**About this task**
Write out all the entries below without any change.
━━━
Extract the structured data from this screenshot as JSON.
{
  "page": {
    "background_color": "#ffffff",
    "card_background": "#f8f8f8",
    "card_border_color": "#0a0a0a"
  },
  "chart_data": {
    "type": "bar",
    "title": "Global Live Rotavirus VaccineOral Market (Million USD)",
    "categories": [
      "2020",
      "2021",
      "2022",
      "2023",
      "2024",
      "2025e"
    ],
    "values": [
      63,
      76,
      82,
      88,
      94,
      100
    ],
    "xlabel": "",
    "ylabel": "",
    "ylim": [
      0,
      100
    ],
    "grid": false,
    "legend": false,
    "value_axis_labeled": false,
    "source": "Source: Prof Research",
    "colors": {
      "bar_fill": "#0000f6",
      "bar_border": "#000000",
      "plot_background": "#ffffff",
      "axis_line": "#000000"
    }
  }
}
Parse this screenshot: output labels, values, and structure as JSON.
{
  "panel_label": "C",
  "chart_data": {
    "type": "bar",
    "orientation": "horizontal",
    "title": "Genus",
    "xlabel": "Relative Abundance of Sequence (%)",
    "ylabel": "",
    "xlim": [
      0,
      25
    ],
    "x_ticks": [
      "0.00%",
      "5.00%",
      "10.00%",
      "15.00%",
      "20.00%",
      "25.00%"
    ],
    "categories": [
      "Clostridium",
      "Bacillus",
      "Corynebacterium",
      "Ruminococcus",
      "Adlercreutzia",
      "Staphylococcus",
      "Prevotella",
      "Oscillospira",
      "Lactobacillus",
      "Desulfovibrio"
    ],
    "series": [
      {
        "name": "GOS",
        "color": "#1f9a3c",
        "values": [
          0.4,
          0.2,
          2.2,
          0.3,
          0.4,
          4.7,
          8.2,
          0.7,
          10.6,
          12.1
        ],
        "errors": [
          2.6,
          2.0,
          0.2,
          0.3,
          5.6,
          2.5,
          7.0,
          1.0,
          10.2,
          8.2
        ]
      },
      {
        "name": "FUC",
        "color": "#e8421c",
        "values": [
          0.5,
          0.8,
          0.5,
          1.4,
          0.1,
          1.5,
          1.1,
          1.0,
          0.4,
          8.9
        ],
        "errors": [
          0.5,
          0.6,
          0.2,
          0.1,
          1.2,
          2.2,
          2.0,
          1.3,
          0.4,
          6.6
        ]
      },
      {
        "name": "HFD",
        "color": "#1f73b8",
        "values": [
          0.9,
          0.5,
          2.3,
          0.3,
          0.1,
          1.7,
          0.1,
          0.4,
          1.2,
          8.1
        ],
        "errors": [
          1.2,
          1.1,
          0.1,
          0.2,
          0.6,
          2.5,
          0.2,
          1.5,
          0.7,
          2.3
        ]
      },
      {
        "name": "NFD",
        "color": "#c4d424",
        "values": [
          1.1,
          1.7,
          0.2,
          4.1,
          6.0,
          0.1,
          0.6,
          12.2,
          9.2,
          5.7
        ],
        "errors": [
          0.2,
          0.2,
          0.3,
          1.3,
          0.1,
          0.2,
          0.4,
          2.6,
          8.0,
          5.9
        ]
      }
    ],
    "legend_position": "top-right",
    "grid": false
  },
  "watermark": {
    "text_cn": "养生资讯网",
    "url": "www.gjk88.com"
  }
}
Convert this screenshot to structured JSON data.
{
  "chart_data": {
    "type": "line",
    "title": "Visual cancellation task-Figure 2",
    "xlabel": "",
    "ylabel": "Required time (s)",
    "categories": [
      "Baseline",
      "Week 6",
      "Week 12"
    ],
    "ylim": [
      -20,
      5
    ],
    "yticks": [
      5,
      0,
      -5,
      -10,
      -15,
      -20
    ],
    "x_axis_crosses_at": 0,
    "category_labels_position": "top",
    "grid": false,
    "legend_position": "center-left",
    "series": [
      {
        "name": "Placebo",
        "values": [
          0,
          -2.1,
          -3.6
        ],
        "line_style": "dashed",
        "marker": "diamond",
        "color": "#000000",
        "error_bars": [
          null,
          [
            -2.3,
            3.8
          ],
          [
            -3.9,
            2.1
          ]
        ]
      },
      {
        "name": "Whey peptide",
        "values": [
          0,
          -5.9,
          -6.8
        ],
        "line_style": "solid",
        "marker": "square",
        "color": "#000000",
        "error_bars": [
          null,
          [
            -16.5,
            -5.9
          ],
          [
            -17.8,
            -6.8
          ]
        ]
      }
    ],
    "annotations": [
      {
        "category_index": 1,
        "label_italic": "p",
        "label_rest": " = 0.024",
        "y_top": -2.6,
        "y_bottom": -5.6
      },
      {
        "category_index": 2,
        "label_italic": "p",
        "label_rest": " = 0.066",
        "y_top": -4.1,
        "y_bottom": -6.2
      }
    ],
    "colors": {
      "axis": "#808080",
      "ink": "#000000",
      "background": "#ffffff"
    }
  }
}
━━━
**Response to this exercise**
Extract the structured data from this screenshot as JSON.
{
  "page": {
    "background_color": "#ffffff",
    "card_background": "#f8f8f8",
    "card_border_color": "#0a0a0a"
  },
  "chart_data": {
    "type": "bar",
    "title": "Global Live Rotavirus VaccineOral Market (Million USD)",
    "categories": [
      "2020",
      "2021",
      "2022",
      "2023",
      "2024",
      "2025e"
    ],
    "values": [
      63,
      76,
      82,
      88,
      94,
      100
    ],
    "xlabel": "",
    "ylabel": "",
    "ylim": [
      0,
      100
    ],
    "grid": false,
    "legend": false,
    "value_axis_labeled": false,
    "source": "Source: Prof Research",
    "colors": {
      "bar_fill": "#0000f6",
      "bar_border": "#000000",
      "plot_background": "#ffffff",
      "axis_line": "#000000"
    }
  }
}
Parse this screenshot: output labels, values, and structure as JSON.
{
  "panel_label": "C",
  "chart_data": {
    "type": "bar",
    "orientation": "horizontal",
    "title": "Genus",
    "xlabel": "Relative Abundance of Sequence (%)",
    "ylabel": "",
    "xlim": [
      0,
      25
    ],
    "x_ticks": [
      "0.00%",
      "5.00%",
      "10.00%",
      "15.00%",
      "20.00%",
      "25.00%"
    ],
    "categories": [
      "Clostridium",
      "Bacillus",
      "Corynebacterium",
      "Ruminococcus",
      "Adlercreutzia",
      "Staphylococcus",
      "Prevotella",
      "Oscillospira",
      "Lactobacillus",
      "Desulfovibrio"
    ],
    "series": [
      {
        "name": "GOS",
        "color": "#1f9a3c",
        "values": [
          0.4,
          0.2,
          2.2,
          0.3,
          0.4,
          4.7,
          8.2,
          0.7,
          10.6,
          12.1
        ],
        "errors": [
          2.6,
          2.0,
          0.2,
          0.3,
          5.6,
          2.5,
          7.0,
          1.0,
          10.2,
          8.2
        ]
      },
      {
        "name": "FUC",
        "color": "#e8421c",
        "values": [
          0.5,
          0.8,
          0.5,
          1.4,
          0.1,
          1.5,
          1.1,
          1.0,
          0.4,
          8.9
        ],
        "errors": [
          0.5,
          0.6,
          0.2,
          0.1,
          1.2,
          2.2,
          2.0,
          1.3,
          0.4,
          6.6
        ]
      },
      {
        "name": "HFD",
        "color": "#1f73b8",
        "values": [
          0.9,
          0.5,
          2.3,
          0.3,
          0.1,
          1.7,
          0.1,
          0.4,
          1.2,
          8.1
        ],
        "errors": [
          1.2,
          1.1,
          0.1,
          0.2,
          0.6,
          2.5,
          0.2,
          1.5,
          0.7,
          2.3
        ]
      },
      {
        "name": "NFD",
        "color": "#c4d424",
        "values": [
          1.1,
          1.7,
          0.2,
          4.1,
          6.0,
          0.1,
          0.6,
          12.2,
          9.2,
          5.7
        ],
        "errors": [
          0.2,
          0.2,
          0.3,
          1.3,
          0.1,
          0.2,
          0.4,
          2.6,
          8.0,
          5.9
        ]
      }
    ],
    "legend_position": "top-right",
    "grid": false
  },
  "watermark": {
    "text_cn": "养生资讯网",
    "url": "www.gjk88.com"
  }
}
Convert this screenshot to structured JSON data.
{
  "chart_data": {
    "type": "line",
    "title": "Visual cancellation task-Figure 2",
    "xlabel": "",
    "ylabel": "Required time (s)",
    "categories": [
      "Baseline",
      "Week 6",
      "Week 12"
    ],
    "ylim": [
      -20,
      5
    ],
    "yticks": [
      5,
      0,
      -5,
      -10,
      -15,
      -20
    ],
    "x_axis_crosses_at": 0,
    "category_labels_position": "top",
    "grid": false,
    "legend_position": "center-left",
    "series": [
      {
        "name": "Placebo",
        "values": [
          0,
          -2.1,
          -3.6
        ],
        "line_style": "dashed",
        "marker": "diamond",
        "color": "#000000",
        "error_bars": [
          null,
          [
            -2.3,
            3.8
          ],
          [
            -3.9,
            2.1
          ]
        ]
      },
      {
        "name": "Whey peptide",
        "values": [
          0,
          -5.9,
          -6.8
        ],
        "line_style": "solid",
        "marker": "square",
        "color": "#000000",
        "error_bars": [
          null,
          [
            -16.5,
            -5.9
          ],
          [
            -17.8,
            -6.8
          ]
        ]
      }
    ],
    "annotations": [
      {
        "category_index": 1,
        "label_italic": "p",
        "label_rest": " = 0.024",
        "y_top": -2.6,
        "y_bottom": -5.6
      },
      {
        "category_index": 2,
        "label_italic": "p",
        "label_rest": " = 0.066",
        "y_top": -4.1,
        "y_bottom": -6.2
      }
    ],
    "colors": {
      "axis": "#808080",
      "ink": "#000000",
      "background": "#ffffff"
    }
  }
}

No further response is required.